What you need to do | The records below must be retyped exactly.

== Material shown ==

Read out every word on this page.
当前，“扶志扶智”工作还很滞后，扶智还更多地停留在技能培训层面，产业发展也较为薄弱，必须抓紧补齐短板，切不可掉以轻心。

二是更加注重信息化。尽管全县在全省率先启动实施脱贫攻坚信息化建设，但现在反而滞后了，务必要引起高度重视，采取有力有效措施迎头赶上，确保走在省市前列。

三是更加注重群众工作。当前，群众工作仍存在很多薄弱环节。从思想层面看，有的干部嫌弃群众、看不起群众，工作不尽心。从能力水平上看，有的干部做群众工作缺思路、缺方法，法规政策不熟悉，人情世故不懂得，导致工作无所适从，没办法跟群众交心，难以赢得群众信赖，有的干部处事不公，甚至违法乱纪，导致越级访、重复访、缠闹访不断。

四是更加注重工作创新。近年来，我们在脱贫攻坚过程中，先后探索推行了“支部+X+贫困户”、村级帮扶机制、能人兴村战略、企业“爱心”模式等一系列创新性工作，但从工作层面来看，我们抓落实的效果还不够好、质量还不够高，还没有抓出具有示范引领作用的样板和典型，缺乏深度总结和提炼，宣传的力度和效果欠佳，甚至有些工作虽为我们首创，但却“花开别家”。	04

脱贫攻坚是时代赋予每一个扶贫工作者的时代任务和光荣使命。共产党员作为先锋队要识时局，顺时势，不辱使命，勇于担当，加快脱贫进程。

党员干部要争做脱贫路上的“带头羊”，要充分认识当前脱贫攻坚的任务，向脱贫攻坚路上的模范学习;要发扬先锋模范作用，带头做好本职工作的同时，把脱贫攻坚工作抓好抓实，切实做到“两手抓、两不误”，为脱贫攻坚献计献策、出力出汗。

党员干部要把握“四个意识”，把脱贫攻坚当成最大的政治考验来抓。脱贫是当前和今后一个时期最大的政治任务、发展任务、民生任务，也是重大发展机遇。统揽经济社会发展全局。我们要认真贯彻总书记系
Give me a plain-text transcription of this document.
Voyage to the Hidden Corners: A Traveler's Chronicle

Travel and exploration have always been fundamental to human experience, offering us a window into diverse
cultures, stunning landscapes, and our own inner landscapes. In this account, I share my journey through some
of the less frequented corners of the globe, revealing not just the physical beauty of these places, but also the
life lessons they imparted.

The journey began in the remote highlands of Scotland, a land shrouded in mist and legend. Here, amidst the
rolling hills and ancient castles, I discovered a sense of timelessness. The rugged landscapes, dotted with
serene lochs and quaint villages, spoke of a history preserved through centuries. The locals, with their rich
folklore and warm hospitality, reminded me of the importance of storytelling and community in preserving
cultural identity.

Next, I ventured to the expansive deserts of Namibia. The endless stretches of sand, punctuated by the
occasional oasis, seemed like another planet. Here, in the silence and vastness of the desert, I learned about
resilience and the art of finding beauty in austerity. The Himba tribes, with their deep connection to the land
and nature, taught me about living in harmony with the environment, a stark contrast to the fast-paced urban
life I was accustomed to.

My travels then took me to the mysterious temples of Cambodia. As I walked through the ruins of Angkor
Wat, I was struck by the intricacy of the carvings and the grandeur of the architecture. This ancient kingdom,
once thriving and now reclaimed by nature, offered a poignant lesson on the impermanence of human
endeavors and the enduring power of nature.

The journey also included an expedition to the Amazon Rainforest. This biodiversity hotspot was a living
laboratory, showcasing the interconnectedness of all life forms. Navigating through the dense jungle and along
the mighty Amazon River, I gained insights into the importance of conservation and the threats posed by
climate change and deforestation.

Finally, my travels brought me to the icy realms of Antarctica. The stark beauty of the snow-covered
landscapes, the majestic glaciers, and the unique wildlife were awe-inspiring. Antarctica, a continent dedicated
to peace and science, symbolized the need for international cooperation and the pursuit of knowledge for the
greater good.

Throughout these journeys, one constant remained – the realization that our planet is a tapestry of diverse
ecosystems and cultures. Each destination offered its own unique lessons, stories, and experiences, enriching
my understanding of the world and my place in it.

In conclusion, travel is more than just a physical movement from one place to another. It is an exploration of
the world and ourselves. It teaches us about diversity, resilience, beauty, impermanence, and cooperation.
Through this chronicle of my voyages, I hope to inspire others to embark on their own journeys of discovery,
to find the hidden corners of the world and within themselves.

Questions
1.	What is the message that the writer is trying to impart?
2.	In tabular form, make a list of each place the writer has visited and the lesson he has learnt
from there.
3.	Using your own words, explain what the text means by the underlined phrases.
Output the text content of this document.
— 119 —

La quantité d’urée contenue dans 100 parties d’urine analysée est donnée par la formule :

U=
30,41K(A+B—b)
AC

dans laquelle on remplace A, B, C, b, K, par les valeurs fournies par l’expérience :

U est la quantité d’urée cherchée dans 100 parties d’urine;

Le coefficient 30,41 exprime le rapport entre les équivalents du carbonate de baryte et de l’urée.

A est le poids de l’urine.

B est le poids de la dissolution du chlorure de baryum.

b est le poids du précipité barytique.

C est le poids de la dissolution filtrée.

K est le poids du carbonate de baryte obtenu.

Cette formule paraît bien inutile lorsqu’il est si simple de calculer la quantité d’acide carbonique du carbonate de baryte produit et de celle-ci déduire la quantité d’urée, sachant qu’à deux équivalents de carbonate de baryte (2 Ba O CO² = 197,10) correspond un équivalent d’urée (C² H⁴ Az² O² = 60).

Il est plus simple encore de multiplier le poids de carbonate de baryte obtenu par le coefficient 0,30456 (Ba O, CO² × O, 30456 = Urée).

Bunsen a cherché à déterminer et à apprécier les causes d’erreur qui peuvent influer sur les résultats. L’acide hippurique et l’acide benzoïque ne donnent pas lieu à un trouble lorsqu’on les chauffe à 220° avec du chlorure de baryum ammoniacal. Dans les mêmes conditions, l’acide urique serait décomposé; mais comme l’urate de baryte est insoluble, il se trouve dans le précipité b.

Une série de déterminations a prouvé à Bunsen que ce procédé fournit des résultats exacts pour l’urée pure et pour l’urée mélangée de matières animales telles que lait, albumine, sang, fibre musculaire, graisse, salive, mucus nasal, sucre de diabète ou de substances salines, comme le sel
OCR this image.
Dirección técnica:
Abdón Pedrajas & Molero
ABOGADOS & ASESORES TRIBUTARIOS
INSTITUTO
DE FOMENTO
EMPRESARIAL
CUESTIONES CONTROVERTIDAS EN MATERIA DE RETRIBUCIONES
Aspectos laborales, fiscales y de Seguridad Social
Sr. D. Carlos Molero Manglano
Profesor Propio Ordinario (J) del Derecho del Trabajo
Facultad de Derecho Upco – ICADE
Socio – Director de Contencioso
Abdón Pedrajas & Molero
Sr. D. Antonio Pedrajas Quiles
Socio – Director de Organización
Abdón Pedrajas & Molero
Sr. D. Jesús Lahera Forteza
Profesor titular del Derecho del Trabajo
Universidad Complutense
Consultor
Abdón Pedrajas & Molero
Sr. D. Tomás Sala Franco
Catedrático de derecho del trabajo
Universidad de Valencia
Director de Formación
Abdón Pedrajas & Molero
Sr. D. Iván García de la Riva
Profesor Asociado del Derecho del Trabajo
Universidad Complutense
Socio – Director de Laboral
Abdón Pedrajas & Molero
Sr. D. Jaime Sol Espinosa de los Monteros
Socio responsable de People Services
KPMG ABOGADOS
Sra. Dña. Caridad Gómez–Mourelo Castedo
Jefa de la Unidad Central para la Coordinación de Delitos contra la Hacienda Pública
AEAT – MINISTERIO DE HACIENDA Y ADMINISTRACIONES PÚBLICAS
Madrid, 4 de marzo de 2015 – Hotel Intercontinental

===

Result of this exercise |
Read out every word on this page.
当前，“扶志扶智”工作还很滞后，扶智还更多地停留在技能培训层面，产业发展也较为薄弱，必须抓紧补齐短板，切不可掉以轻心。

二是更加注重信息化。尽管全县在全省率先启动实施脱贫攻坚信息化建设，但现在反而滞后了，务必要引起高度重视，采取有力有效措施迎头赶上，确保走在省市前列。

三是更加注重群众工作。当前，群众工作仍存在很多薄弱环节。从思想层面看，有的干部嫌弃群众、看不起群众，工作不尽心。从能力水平上看，有的干部做群众工作缺思路、缺方法，法规政策不熟悉，人情世故不懂得，导致工作无所适从，没办法跟群众交心，难以赢得群众信赖，有的干部处事不公，甚至违法乱纪，导致越级访、重复访、缠闹访不断。

四是更加注重工作创新。近年来，我们在脱贫攻坚过程中，先后探索推行了“支部+X+贫困户”、村级帮扶机制、能人兴村战略、企业“爱心”模式等一系列创新性工作，但从工作层面来看，我们抓落实的效果还不够好、质量还不够高，还没有抓出具有示范引领作用的样板和典型，缺乏深度总结和提炼，宣传的力度和效果欠佳，甚至有些工作虽为我们首创，但却“花开别家”。	04

脱贫攻坚是时代赋予每一个扶贫工作者的时代任务和光荣使命。共产党员作为先锋队要识时局，顺时势，不辱使命，勇于担当，加快脱贫进程。

党员干部要争做脱贫路上的“带头羊”，要充分认识当前脱贫攻坚的任务，向脱贫攻坚路上的模范学习;要发扬先锋模范作用，带头做好本职工作的同时，把脱贫攻坚工作抓好抓实，切实做到“两手抓、两不误”，为脱贫攻坚献计献策、出力出汗。

党员干部要把握“四个意识”，把脱贫攻坚当成最大的政治考验来抓。脱贫是当前和今后一个时期最大的政治任务、发展任务、民生任务，也是重大发展机遇。统揽经济社会发展全局。我们要认真贯彻总书记系
Give me a plain-text transcription of this document.
Voyage to the Hidden Corners: A Traveler's Chronicle

Travel and exploration have always been fundamental to human experience, offering us a window into diverse
cultures, stunning landscapes, and our own inner landscapes. In this account, I share my journey through some
of the less frequented corners of the globe, revealing not just the physical beauty of these places, but also the
life lessons they imparted.

The journey began in the remote highlands of Scotland, a land shrouded in mist and legend. Here, amidst the
rolling hills and ancient castles, I discovered a sense of timelessness. The rugged landscapes, dotted with
serene lochs and quaint villages, spoke of a history preserved through centuries. The locals, with their rich
folklore and warm hospitality, reminded me of the importance of storytelling and community in preserving
cultural identity.

Next, I ventured to the expansive deserts of Namibia. The endless stretches of sand, punctuated by the
occasional oasis, seemed like another planet. Here, in the silence and vastness of the desert, I learned about
resilience and the art of finding beauty in austerity. The Himba tribes, with their deep connection to the land
and nature, taught me about living in harmony with the environment, a stark contrast to the fast-paced urban
life I was accustomed to.

My travels then took me to the mysterious temples of Cambodia. As I walked through the ruins of Angkor
Wat, I was struck by the intricacy of the carvings and the grandeur of the architecture. This ancient kingdom,
once thriving and now reclaimed by nature, offered a poignant lesson on the impermanence of human
endeavors and the enduring power of nature.

The journey also included an expedition to the Amazon Rainforest. This biodiversity hotspot was a living
laboratory, showcasing the interconnectedness of all life forms. Navigating through the dense jungle and along
the mighty Amazon River, I gained insights into the importance of conservation and the threats posed by
climate change and deforestation.

Finally, my travels brought me to the icy realms of Antarctica. The stark beauty of the snow-covered
landscapes, the majestic glaciers, and the unique wildlife were awe-inspiring. Antarctica, a continent dedicated
to peace and science, symbolized the need for international cooperation and the pursuit of knowledge for the
greater good.

Throughout these journeys, one constant remained – the realization that our planet is a tapestry of diverse
ecosystems and cultures. Each destination offered its own unique lessons, stories, and experiences, enriching
my understanding of the world and my place in it.

In conclusion, travel is more than just a physical movement from one place to another. It is an exploration of
the world and ourselves. It teaches us about diversity, resilience, beauty, impermanence, and cooperation.
Through this chronicle of my voyages, I hope to inspire others to embark on their own journeys of discovery,
to find the hidden corners of the world and within themselves.

Questions
1.	What is the message that the writer is trying to impart?
2.	In tabular form, make a list of each place the writer has visited and the lesson he has learnt
from there.
3.	Using your own words, explain what the text means by the underlined phrases.
Output the text content of this document.
— 119 —

La quantité d’urée contenue dans 100 parties d’urine analysée est donnée par la formule :

U=
30,41K(A+B—b)
AC

dans laquelle on remplace A, B, C, b, K, par les valeurs fournies par l’expérience :

U est la quantité d’urée cherchée dans 100 parties d’urine;

Le coefficient 30,41 exprime le rapport entre les équivalents du carbonate de baryte et de l’urée.

A est le poids de l’urine.

B est le poids de la dissolution du chlorure de baryum.

b est le poids du précipité barytique.

C est le poids de la dissolution filtrée.

K est le poids du carbonate de baryte obtenu.

Cette formule paraît bien inutile lorsqu’il est si simple de calculer la quantité d’acide carbonique du carbonate de baryte produit et de celle-ci déduire la quantité d’urée, sachant qu’à deux équivalents de carbonate de baryte (2 Ba O CO² = 197,10) correspond un équivalent d’urée (C² H⁴ Az² O² = 60).

Il est plus simple encore de multiplier le poids de carbonate de baryte obtenu par le coefficient 0,30456 (Ba O, CO² × O, 30456 = Urée).

Bunsen a cherché à déterminer et à apprécier les causes d’erreur qui peuvent influer sur les résultats. L’acide hippurique et l’acide benzoïque ne donnent pas lieu à un trouble lorsqu’on les chauffe à 220° avec du chlorure de baryum ammoniacal. Dans les mêmes conditions, l’acide urique serait décomposé; mais comme l’urate de baryte est insoluble, il se trouve dans le précipité b.

Une série de déterminations a prouvé à Bunsen que ce procédé fournit des résultats exacts pour l’urée pure et pour l’urée mélangée de matières animales telles que lait, albumine, sang, fibre musculaire, graisse, salive, mucus nasal, sucre de diabète ou de substances salines, comme le sel
OCR this image.
Dirección técnica:
Abdón Pedrajas & Molero
ABOGADOS & ASESORES TRIBUTARIOS
INSTITUTO
DE FOMENTO
EMPRESARIAL
CUESTIONES CONTROVERTIDAS EN MATERIA DE RETRIBUCIONES
Aspectos laborales, fiscales y de Seguridad Social
Sr. D. Carlos Molero Manglano
Profesor Propio Ordinario (J) del Derecho del Trabajo
Facultad de Derecho Upco – ICADE
Socio – Director de Contencioso
Abdón Pedrajas & Molero
Sr. D. Antonio Pedrajas Quiles
Socio – Director de Organización
Abdón Pedrajas & Molero
Sr. D. Jesús Lahera Forteza
Profesor titular del Derecho del Trabajo
Universidad Complutense
Consultor
Abdón Pedrajas & Molero
Sr. D. Tomás Sala Franco
Catedrático de derecho del trabajo
Universidad de Valencia
Director de Formación
Abdón Pedrajas & Molero
Sr. D. Iván García de la Riva
Profesor Asociado del Derecho del Trabajo
Universidad Complutense
Socio – Director de Laboral
Abdón Pedrajas & Molero
Sr. D. Jaime Sol Espinosa de los Monteros
Socio responsable de People Services
KPMG ABOGADOS
Sra. Dña. Caridad Gómez–Mourelo Castedo
Jefa de la Unidad Central para la Coordinación de Delitos contra la Hacienda Pública
AEAT – MINISTERIO DE HACIENDA Y ADMINISTRACIONES PÚBLICAS
Madrid, 4 de marzo de 2015 – Hotel Intercontinental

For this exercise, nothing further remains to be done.